Data for this task.
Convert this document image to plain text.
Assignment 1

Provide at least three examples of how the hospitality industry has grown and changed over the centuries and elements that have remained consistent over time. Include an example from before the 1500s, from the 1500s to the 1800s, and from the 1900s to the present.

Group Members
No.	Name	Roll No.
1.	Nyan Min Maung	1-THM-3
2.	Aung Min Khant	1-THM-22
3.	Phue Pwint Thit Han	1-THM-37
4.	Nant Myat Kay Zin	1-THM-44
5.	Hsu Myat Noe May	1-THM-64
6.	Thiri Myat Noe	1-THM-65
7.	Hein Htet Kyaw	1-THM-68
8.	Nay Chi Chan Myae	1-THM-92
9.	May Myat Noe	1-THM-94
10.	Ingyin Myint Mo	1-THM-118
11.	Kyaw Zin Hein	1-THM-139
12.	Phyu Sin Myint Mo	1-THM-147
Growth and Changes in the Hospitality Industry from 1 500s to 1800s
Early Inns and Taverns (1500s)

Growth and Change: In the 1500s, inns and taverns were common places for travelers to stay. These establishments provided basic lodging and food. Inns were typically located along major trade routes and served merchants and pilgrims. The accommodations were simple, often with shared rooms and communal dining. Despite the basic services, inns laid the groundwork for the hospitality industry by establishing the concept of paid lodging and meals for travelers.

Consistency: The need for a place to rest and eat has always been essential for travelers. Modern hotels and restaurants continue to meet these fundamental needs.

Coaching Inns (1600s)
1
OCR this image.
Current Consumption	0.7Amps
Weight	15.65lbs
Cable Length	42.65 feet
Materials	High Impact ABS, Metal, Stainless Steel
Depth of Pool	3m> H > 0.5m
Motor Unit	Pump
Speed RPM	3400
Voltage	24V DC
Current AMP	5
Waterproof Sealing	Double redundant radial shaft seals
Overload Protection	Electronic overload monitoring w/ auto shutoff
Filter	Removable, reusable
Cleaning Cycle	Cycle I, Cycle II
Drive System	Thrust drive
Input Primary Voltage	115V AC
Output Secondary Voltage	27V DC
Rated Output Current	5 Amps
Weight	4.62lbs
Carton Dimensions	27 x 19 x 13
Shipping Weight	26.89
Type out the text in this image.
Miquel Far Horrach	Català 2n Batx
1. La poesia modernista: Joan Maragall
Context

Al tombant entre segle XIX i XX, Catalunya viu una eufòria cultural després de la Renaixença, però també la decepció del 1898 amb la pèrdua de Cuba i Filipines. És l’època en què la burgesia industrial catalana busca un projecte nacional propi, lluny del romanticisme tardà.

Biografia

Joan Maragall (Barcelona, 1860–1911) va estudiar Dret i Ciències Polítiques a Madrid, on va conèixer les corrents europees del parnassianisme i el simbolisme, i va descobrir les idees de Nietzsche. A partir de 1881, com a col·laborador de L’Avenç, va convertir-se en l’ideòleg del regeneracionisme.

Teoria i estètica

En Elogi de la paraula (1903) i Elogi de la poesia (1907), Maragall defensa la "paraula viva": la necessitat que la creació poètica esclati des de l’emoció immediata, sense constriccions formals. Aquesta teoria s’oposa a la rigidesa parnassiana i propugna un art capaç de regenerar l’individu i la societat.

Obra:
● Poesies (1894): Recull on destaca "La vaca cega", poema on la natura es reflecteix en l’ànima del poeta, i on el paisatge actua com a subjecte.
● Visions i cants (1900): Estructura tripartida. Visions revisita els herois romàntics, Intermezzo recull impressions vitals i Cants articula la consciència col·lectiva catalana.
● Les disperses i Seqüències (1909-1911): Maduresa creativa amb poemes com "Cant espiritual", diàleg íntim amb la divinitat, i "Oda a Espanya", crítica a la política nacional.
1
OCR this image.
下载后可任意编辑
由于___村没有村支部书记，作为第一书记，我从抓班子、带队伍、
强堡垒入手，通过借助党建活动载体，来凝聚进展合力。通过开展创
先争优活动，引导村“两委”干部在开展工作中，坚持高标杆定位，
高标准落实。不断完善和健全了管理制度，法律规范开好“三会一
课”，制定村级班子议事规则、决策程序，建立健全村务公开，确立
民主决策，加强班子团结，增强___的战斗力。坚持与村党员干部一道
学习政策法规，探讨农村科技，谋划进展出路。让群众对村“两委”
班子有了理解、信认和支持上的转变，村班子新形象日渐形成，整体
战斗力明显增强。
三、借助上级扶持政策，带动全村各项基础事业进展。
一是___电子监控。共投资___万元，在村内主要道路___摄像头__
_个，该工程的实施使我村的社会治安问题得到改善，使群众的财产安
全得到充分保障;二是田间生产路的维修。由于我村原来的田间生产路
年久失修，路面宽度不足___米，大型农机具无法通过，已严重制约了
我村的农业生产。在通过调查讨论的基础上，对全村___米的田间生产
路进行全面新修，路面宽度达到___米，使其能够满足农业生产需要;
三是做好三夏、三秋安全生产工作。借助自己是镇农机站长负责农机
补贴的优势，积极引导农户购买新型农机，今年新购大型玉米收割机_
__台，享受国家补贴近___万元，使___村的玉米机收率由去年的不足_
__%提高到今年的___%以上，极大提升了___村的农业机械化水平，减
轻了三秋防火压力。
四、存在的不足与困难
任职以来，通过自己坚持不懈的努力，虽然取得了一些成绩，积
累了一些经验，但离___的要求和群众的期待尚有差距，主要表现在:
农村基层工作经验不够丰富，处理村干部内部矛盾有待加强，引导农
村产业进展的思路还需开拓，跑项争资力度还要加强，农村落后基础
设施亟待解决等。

Problem details.
From the records above, please extract every line and repeat it exactly.

Result of this exercise.
Convert this document image to plain text.
Assignment 1

Provide at least three examples of how the hospitality industry has grown and changed over the centuries and elements that have remained consistent over time. Include an example from before the 1500s, from the 1500s to the 1800s, and from the 1900s to the present.

Group Members
No.	Name	Roll No.
1.	Nyan Min Maung	1-THM-3
2.	Aung Min Khant	1-THM-22
3.	Phue Pwint Thit Han	1-THM-37
4.	Nant Myat Kay Zin	1-THM-44
5.	Hsu Myat Noe May	1-THM-64
6.	Thiri Myat Noe	1-THM-65
7.	Hein Htet Kyaw	1-THM-68
8.	Nay Chi Chan Myae	1-THM-92
9.	May Myat Noe	1-THM-94
10.	Ingyin Myint Mo	1-THM-118
11.	Kyaw Zin Hein	1-THM-139
12.	Phyu Sin Myint Mo	1-THM-147
Growth and Changes in the Hospitality Industry from 1 500s to 1800s
Early Inns and Taverns (1500s)

Growth and Change: In the 1500s, inns and taverns were common places for travelers to stay. These establishments provided basic lodging and food. Inns were typically located along major trade routes and served merchants and pilgrims. The accommodations were simple, often with shared rooms and communal dining. Despite the basic services, inns laid the groundwork for the hospitality industry by establishing the concept of paid lodging and meals for travelers.

Consistency: The need for a place to rest and eat has always been essential for travelers. Modern hotels and restaurants continue to meet these fundamental needs.

Coaching Inns (1600s)
1
OCR this image.
Current Consumption	0.7Amps
Weight	15.65lbs
Cable Length	42.65 feet
Materials	High Impact ABS, Metal, Stainless Steel
Depth of Pool	3m> H > 0.5m
Motor Unit	Pump
Speed RPM	3400
Voltage	24V DC
Current AMP	5
Waterproof Sealing	Double redundant radial shaft seals
Overload Protection	Electronic overload monitoring w/ auto shutoff
Filter	Removable, reusable
Cleaning Cycle	Cycle I, Cycle II
Drive System	Thrust drive
Input Primary Voltage	115V AC
Output Secondary Voltage	27V DC
Rated Output Current	5 Amps
Weight	4.62lbs
Carton Dimensions	27 x 19 x 13
Shipping Weight	26.89
Type out the text in this image.
Miquel Far Horrach	Català 2n Batx
1. La poesia modernista: Joan Maragall
Context

Al tombant entre segle XIX i XX, Catalunya viu una eufòria cultural després de la Renaixença, però també la decepció del 1898 amb la pèrdua de Cuba i Filipines. És l’època en què la burgesia industrial catalana busca un projecte nacional propi, lluny del romanticisme tardà.

Biografia

Joan Maragall (Barcelona, 1860–1911) va estudiar Dret i Ciències Polítiques a Madrid, on va conèixer les corrents europees del parnassianisme i el simbolisme, i va descobrir les idees de Nietzsche. A partir de 1881, com a col·laborador de L’Avenç, va convertir-se en l’ideòleg del regeneracionisme.

Teoria i estètica

En Elogi de la paraula (1903) i Elogi de la poesia (1907), Maragall defensa la "paraula viva": la necessitat que la creació poètica esclati des de l’emoció immediata, sense constriccions formals. Aquesta teoria s’oposa a la rigidesa parnassiana i propugna un art capaç de regenerar l’individu i la societat.

Obra:
● Poesies (1894): Recull on destaca "La vaca cega", poema on la natura es reflecteix en l’ànima del poeta, i on el paisatge actua com a subjecte.
● Visions i cants (1900): Estructura tripartida. Visions revisita els herois romàntics, Intermezzo recull impressions vitals i Cants articula la consciència col·lectiva catalana.
● Les disperses i Seqüències (1909-1911): Maduresa creativa amb poemes com "Cant espiritual", diàleg íntim amb la divinitat, i "Oda a Espanya", crítica a la política nacional.
1
OCR this image.
下载后可任意编辑
由于___村没有村支部书记，作为第一书记，我从抓班子、带队伍、
强堡垒入手，通过借助党建活动载体，来凝聚进展合力。通过开展创
先争优活动，引导村“两委”干部在开展工作中，坚持高标杆定位，
高标准落实。不断完善和健全了管理制度，法律规范开好“三会一
课”，制定村级班子议事规则、决策程序，建立健全村务公开，确立
民主决策，加强班子团结，增强___的战斗力。坚持与村党员干部一道
学习政策法规，探讨农村科技，谋划进展出路。让群众对村“两委”
班子有了理解、信认和支持上的转变，村班子新形象日渐形成，整体
战斗力明显增强。
三、借助上级扶持政策，带动全村各项基础事业进展。
一是___电子监控。共投资___万元，在村内主要道路___摄像头__
_个，该工程的实施使我村的社会治安问题得到改善，使群众的财产安
全得到充分保障;二是田间生产路的维修。由于我村原来的田间生产路
年久失修，路面宽度不足___米，大型农机具无法通过，已严重制约了
我村的农业生产。在通过调查讨论的基础上，对全村___米的田间生产
路进行全面新修，路面宽度达到___米，使其能够满足农业生产需要;
三是做好三夏、三秋安全生产工作。借助自己是镇农机站长负责农机
补贴的优势，积极引导农户购买新型农机，今年新购大型玉米收割机_
__台，享受国家补贴近___万元，使___村的玉米机收率由去年的不足_
__%提高到今年的___%以上，极大提升了___村的农业机械化水平，减
轻了三秋防火压力。
四、存在的不足与困难
任职以来，通过自己坚持不懈的努力，虽然取得了一些成绩，积
累了一些经验，但离___的要求和群众的期待尚有差距，主要表现在:
农村基层工作经验不够丰富，处理村干部内部矛盾有待加强，引导农
村产业进展的思路还需开拓，跑项争资力度还要加强，农村落后基础
设施亟待解决等。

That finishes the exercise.